
    If this can be resolved, the paper should be of major interest to anyone interested in population genetics.

  3. Reviewer #2 (Public Review):

    Strengths:

    The method leverages inferred genealogies to make inferences about location and dispersal rates of ancestors. If the inferred genealogies are sufficiently accurate, this approach should be nearly unrivalled in its power to achieve this aim. Furthermore, the ability to locate ancestors, and trace migrations could be of great importance and has the potential to capture histories more accurately, compared to more simplistic approaches that assume discrete events and no explicit spatial models.

    Weaknesses:

    A potential weakness is that the data contains most likely little information about location of ancestors in deeper times and it is unclear how to identify when estimates become unreliable. Relatedly, there is a potential challenge in interpreting inferred ancestral locations - in particular, when shifts (or lack of them) could be caused by sampling biases or underrepresentation of certain ancestries. Both points are sufficiently caveated in the paper, but could provide challenges when applying this approach in practise.

    Impact and utility:

    The method was applied to A. thaliana, but should readily be applicable to any recombining species and in particular to human data. There, we have extensive data of ancient human groups, which may benefit this approach and could reveal important insights into ancestral migrations of human groups. Quantifying evidence of migrations beyond qualitative measures (e.g., of gene-flow) is important and has the potential to capture more subtle signals, including separation by distance or continued movements through time.

    Overall, I believe that the authors are presenting a good method, which will be difficult to improve upon and can be applied to a wide range of problems. I am convinced about most of their results and conclusions. The overestimation of dispersal rates in simulations is interesting and could be investigated further. The inferred increase in recent dispersal rates of A. thaliana could potentially be (in part) an artefact of excluding rare variants in the data and should be checked by the authors.

  4. Reviewer #3 (Public Review):

    This paper presents a method to estimate the spatial locations of ancestors based on inferred genetic ancestry from recombining species. Given an estimated ancestry (in the form of a sequence of time-resolved trees along the genome), the method can estimate dispersal rates through time as well as the locations of genetic ancestors, based on a Branching Brownian motion model of spatial dispersal. The inference method performs well on data produced by detailed forwards-time simulations, both from the true simulated trees as well as trees inferred by Relate.

    The authors apply the inference method to a large Arabidopsis thaliana data set, first estimating trees using Relate, and then applying their inference methods to the trees. (The estimated trees have been made freely available on Zenodo, which will be a valuable community resource.) They detect very high dispersal rates in the recent past (especially East-West), and show many interesting visualisations of population structure over time.

    This paper is important not just for the method it introduces and the inferences made, but because it showcases what is possible given the newly available estimates of genetic ancestry. Population genetics is today mostly concerned with extant individuals, and the effects of historical processes on their genomes. Now that we have estimated trees we can begin to ask questions directly about genetic ancestors as well as samples. This paper helps to answer one fundamental question (where did the ancestors live?), but there are many more, and the methodology developed here will help shape those questions.

§

- _Assignment 1_
According to the peer reviews above, which program was used to estimate the trees for the Arabidopsis thaliana data set?
- _Assignment 2_
Reproduce word for word the part of the peer reviews between "This paper presents" and "inferred by Relate.", inclusive.

§

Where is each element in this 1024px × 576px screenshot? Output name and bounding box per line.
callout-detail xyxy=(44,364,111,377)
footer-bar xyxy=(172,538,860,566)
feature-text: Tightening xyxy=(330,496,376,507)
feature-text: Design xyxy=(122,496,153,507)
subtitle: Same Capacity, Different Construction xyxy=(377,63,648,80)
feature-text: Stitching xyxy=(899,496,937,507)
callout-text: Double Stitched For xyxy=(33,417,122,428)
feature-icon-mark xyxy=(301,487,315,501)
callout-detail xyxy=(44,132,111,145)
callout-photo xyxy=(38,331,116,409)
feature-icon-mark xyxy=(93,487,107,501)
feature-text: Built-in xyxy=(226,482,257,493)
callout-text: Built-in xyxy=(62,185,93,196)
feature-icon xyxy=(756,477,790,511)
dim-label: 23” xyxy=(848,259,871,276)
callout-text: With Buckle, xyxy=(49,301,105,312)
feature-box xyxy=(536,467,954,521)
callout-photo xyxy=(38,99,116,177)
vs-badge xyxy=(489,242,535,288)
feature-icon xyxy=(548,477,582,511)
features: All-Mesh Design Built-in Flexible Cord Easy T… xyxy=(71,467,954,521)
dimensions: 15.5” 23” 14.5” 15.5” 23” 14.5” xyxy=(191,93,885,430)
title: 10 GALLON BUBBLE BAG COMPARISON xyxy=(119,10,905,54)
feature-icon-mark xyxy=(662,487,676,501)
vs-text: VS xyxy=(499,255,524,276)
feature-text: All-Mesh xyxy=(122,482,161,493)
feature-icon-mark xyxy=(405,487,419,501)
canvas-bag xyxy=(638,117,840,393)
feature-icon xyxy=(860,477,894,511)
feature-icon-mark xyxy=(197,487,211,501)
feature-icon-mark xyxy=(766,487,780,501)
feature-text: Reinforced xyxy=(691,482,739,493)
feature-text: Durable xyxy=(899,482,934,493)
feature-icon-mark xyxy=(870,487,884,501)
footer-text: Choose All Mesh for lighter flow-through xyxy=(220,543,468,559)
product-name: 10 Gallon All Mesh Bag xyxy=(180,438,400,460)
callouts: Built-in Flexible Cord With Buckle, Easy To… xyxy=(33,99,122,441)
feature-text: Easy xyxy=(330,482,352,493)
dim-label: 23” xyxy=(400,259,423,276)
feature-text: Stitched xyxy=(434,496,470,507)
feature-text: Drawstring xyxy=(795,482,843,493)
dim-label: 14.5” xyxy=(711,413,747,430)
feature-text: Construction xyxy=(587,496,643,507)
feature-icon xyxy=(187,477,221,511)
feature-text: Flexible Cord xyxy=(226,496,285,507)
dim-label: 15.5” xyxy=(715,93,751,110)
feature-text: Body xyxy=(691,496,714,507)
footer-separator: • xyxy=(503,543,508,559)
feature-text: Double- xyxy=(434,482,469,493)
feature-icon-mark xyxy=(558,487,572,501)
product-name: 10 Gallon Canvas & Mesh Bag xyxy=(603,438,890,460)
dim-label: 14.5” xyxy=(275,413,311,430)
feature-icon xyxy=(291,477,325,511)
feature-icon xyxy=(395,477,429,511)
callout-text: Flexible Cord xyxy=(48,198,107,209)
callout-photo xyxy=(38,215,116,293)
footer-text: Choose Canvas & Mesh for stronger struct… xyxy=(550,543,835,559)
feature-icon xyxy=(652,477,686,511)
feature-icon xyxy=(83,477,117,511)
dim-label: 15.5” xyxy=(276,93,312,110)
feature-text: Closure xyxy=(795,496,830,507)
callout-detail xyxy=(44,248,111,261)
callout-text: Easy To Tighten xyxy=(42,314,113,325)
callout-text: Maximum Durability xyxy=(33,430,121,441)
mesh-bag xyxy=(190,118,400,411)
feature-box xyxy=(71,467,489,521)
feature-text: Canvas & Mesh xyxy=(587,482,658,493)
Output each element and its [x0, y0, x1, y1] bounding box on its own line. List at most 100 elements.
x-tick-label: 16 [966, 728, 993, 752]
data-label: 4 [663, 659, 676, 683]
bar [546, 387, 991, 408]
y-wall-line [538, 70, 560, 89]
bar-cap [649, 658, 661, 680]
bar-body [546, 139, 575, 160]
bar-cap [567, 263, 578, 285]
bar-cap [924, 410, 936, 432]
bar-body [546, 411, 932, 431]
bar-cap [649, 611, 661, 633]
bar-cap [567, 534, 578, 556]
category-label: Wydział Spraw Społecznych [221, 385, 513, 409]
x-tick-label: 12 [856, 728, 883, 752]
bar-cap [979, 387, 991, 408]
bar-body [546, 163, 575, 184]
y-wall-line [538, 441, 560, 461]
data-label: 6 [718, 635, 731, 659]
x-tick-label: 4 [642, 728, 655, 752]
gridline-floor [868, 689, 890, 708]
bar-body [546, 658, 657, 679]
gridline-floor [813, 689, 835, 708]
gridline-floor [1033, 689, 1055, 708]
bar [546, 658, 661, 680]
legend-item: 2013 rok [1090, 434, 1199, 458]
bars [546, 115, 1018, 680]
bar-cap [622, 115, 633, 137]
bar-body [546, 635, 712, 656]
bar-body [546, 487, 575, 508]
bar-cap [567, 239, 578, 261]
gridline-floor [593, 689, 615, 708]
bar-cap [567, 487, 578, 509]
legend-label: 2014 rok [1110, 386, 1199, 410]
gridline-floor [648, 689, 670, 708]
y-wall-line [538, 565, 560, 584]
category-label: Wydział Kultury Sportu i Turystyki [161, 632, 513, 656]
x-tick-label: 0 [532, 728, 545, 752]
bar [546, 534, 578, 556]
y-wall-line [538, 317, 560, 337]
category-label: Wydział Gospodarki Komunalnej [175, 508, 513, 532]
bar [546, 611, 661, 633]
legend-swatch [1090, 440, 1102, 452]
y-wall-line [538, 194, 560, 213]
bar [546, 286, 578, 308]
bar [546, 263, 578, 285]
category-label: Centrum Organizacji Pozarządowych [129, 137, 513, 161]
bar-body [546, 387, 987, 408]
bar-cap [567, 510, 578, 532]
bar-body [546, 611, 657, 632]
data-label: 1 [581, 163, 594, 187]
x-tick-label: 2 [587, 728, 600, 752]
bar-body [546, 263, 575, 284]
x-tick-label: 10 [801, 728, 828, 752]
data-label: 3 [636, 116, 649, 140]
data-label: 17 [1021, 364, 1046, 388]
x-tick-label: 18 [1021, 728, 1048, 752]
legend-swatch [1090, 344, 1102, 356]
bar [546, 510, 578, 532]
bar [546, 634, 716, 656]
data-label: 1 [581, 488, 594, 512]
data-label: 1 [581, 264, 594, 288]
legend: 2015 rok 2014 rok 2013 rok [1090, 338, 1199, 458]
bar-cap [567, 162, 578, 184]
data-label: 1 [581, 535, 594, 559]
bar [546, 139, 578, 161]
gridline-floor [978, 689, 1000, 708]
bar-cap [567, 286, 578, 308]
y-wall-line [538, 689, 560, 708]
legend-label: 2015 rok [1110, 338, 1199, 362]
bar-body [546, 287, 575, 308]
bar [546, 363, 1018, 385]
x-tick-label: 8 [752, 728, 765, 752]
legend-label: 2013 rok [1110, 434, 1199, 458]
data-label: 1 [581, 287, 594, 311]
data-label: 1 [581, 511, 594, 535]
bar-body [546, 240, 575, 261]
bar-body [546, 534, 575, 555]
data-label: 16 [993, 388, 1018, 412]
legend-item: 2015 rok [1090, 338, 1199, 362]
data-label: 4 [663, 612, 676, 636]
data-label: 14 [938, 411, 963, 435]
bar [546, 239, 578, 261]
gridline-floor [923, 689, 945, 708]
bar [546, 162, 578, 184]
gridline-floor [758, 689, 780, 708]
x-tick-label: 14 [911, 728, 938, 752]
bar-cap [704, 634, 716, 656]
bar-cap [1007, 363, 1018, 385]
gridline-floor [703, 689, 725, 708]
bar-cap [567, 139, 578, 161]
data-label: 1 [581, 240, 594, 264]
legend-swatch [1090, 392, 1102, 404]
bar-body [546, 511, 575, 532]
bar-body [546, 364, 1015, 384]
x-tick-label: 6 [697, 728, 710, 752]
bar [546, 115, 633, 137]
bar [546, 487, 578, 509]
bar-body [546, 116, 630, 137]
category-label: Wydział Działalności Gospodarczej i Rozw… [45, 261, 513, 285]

§

- _Exercise response 1_
Relate

- _Exercise response 2_
This paper presents a method to estimate the spatial locations of ancestors based on inferred genetic ancestry from recombining species. Given an estimated ancestry (in the form of a sequence of time-resolved trees along the genome), the method can estimate dispersal rates through time as well as the locations of genetic ancestors, based on a Branching Brownian motion model of spatial dispersal. The inference method performs well on data produced by detailed forwards-time simulations, both from the true simulated trees as well as trees inferred by Relate.